+++ Data shown +++

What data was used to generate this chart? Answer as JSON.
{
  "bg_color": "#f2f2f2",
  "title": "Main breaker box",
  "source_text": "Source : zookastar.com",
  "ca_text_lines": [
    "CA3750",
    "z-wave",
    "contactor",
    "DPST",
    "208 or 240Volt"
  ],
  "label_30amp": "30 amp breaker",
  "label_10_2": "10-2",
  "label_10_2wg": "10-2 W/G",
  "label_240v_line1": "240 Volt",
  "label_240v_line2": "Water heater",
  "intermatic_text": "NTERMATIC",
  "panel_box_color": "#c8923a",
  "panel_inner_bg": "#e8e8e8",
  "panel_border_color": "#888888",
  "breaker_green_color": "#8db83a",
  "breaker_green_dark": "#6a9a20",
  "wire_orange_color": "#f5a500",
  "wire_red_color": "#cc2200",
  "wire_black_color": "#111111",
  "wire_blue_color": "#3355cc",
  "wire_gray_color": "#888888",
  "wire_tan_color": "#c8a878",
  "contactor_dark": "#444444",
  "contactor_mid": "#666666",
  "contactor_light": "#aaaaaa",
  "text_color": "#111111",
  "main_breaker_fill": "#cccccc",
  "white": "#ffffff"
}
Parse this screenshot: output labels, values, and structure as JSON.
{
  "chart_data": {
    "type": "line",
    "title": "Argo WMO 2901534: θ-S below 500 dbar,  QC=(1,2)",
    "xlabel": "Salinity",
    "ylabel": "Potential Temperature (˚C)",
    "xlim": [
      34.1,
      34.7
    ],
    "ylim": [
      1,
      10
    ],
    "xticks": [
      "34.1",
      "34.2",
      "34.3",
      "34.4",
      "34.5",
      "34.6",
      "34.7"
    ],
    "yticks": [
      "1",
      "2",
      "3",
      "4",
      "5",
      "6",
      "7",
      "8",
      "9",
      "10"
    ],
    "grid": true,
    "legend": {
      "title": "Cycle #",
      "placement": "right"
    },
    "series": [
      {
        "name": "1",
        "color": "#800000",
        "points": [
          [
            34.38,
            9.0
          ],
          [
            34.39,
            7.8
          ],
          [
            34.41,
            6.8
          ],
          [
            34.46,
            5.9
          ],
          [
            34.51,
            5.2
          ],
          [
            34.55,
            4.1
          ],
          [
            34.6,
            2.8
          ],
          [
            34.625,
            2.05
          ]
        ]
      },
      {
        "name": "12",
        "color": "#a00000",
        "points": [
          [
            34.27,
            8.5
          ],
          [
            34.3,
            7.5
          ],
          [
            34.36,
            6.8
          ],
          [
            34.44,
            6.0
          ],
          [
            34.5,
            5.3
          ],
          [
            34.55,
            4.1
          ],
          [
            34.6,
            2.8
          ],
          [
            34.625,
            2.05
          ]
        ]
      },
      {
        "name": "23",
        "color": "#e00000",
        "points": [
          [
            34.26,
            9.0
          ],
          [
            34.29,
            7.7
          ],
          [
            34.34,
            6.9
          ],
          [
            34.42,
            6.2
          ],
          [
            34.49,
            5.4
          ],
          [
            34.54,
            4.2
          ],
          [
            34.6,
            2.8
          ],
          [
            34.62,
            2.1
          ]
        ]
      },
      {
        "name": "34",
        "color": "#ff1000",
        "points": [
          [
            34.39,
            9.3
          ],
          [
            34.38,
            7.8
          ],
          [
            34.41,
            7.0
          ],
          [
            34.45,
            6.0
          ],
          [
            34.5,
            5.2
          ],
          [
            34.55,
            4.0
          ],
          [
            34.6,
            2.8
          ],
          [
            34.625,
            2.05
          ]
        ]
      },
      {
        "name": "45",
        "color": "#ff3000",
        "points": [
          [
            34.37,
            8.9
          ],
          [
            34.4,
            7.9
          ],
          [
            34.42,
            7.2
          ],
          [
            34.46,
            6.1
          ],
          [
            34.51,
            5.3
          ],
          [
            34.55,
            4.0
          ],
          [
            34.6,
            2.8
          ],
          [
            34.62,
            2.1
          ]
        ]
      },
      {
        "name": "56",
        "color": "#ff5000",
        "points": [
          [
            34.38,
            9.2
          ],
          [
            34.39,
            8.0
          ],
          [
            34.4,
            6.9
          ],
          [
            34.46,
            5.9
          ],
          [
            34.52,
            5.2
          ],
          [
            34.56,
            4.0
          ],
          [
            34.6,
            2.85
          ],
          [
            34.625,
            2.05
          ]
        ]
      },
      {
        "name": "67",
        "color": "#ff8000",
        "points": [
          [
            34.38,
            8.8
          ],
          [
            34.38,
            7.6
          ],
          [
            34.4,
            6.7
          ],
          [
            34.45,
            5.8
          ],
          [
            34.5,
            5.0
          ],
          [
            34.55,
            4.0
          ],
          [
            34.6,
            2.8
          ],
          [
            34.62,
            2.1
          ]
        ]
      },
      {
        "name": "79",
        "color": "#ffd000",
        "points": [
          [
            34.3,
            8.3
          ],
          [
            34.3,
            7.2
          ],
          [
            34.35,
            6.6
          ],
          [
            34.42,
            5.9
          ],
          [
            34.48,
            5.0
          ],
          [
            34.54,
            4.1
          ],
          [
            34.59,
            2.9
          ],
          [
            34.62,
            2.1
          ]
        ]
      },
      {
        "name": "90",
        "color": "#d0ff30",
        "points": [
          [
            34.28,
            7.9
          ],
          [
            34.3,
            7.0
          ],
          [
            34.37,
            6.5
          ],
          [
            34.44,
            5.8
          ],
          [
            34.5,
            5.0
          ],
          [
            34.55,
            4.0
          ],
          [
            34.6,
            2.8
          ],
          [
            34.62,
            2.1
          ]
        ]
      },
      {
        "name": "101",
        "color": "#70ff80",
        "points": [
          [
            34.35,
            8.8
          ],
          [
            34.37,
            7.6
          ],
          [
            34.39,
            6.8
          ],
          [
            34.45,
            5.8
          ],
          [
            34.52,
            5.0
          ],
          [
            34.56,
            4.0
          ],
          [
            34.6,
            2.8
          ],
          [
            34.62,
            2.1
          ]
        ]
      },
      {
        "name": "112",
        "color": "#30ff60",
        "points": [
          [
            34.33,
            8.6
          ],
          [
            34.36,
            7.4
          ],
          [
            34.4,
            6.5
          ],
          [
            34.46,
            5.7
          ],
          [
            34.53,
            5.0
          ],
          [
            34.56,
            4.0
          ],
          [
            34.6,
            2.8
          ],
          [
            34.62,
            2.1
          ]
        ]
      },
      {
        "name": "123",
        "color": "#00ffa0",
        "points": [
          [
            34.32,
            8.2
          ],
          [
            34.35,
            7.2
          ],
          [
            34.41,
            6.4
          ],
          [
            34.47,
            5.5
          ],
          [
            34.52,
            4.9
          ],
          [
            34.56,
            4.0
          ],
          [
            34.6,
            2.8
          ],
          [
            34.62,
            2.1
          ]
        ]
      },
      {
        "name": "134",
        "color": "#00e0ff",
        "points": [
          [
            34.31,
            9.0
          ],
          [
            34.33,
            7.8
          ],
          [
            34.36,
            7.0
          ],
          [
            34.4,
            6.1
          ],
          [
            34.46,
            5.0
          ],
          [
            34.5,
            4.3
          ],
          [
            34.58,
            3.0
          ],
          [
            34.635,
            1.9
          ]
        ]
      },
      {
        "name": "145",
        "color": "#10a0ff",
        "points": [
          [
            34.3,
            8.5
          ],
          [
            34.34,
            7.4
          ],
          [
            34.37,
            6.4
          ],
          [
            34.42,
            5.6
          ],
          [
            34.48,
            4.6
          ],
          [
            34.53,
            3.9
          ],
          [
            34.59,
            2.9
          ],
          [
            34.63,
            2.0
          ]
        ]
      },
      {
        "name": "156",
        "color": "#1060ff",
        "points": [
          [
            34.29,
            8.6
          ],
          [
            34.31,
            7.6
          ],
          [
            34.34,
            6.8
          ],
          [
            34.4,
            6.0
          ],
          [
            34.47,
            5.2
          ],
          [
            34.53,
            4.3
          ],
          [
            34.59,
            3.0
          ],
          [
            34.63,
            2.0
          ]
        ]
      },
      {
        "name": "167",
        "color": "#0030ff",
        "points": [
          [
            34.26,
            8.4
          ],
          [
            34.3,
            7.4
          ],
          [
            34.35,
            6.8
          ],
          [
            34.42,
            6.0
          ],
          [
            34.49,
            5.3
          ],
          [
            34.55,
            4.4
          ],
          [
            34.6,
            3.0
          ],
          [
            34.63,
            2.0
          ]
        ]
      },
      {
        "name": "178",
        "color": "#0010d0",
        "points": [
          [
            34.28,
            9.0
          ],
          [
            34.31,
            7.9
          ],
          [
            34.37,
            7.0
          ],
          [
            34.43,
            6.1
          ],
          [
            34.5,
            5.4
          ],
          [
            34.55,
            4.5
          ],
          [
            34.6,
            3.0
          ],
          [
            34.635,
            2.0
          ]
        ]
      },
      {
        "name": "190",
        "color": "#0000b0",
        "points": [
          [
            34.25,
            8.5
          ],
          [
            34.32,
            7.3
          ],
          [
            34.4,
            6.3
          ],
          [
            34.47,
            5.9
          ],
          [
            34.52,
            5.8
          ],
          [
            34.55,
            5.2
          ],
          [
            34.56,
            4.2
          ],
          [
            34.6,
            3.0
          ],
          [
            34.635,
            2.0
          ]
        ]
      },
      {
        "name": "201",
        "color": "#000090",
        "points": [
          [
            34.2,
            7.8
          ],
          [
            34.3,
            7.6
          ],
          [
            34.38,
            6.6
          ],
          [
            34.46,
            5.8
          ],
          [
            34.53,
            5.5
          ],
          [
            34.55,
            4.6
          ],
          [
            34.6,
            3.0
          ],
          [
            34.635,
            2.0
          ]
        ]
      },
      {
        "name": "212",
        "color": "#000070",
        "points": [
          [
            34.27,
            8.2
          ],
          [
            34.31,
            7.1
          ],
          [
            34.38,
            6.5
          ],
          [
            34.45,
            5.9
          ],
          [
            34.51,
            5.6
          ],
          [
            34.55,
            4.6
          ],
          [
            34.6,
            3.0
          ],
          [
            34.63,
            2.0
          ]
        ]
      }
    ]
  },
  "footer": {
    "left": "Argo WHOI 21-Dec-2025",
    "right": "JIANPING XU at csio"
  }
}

+++

● **Instruction**
Each line of the material that holds the string "this" counts once; give the total alone.

● **Task response**
2